RECORDS PROVIDED.
/---

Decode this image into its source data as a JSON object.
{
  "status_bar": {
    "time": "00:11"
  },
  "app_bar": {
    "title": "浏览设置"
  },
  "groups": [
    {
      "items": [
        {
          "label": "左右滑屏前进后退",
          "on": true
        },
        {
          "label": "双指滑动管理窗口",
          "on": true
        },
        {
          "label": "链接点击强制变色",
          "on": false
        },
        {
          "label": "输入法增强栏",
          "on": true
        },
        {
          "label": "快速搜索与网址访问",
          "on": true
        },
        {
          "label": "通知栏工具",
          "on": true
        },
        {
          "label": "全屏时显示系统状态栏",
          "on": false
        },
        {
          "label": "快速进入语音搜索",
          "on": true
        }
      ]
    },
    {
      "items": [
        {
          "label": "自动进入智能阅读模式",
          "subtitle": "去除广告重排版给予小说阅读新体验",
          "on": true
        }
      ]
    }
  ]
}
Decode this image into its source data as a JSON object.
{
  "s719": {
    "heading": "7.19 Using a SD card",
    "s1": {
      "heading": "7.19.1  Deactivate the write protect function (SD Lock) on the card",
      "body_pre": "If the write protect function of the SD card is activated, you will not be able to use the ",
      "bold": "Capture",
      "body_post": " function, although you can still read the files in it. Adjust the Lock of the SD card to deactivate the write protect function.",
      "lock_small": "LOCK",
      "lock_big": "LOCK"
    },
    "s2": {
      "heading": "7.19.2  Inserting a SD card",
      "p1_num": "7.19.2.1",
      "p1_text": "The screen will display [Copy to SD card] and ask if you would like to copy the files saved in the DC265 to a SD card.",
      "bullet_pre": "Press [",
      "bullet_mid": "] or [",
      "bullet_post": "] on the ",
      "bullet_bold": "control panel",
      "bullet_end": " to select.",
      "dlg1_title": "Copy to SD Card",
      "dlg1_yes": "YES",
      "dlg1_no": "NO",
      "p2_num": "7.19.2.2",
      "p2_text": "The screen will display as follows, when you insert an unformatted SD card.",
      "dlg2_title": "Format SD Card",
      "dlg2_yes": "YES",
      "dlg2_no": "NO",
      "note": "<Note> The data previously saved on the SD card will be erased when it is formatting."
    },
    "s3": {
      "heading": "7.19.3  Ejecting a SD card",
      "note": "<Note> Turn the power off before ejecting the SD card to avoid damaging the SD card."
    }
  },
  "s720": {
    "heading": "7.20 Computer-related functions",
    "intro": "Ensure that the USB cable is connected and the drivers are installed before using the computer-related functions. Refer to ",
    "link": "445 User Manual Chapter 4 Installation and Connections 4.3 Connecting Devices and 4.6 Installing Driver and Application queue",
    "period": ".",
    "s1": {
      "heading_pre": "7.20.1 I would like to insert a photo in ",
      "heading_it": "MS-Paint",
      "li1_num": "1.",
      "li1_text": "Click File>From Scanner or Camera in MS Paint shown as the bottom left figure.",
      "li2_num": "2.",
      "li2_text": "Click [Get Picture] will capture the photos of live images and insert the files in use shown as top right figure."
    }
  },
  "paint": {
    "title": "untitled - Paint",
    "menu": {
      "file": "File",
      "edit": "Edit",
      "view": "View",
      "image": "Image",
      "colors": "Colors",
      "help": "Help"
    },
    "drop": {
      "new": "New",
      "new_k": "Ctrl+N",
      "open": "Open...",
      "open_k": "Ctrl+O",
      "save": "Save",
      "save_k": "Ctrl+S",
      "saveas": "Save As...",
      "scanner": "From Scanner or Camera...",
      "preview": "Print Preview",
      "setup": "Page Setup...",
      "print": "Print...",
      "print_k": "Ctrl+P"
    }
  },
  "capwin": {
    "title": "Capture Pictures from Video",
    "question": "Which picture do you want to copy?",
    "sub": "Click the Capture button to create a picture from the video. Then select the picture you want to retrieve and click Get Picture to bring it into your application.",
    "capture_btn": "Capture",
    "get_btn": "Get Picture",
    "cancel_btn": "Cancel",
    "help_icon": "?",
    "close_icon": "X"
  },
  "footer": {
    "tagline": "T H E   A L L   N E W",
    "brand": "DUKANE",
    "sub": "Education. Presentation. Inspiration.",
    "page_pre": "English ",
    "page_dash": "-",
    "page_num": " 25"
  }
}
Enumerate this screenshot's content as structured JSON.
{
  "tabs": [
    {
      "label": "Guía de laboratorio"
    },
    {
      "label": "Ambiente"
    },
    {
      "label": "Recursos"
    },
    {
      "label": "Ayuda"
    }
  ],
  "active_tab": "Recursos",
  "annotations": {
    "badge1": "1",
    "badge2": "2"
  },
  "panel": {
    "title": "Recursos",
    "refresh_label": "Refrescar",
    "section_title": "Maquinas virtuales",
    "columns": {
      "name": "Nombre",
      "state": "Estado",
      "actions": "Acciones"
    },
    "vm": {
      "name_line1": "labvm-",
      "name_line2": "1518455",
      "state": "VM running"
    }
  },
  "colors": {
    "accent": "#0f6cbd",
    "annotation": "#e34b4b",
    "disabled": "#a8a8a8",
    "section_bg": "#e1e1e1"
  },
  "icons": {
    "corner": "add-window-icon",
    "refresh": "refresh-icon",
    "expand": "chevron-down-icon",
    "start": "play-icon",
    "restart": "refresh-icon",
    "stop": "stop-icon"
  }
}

\---

SHORT PROBLEM. Give the count of lines containing "write", with no added text.

ANSWER FOR THE TASK. 3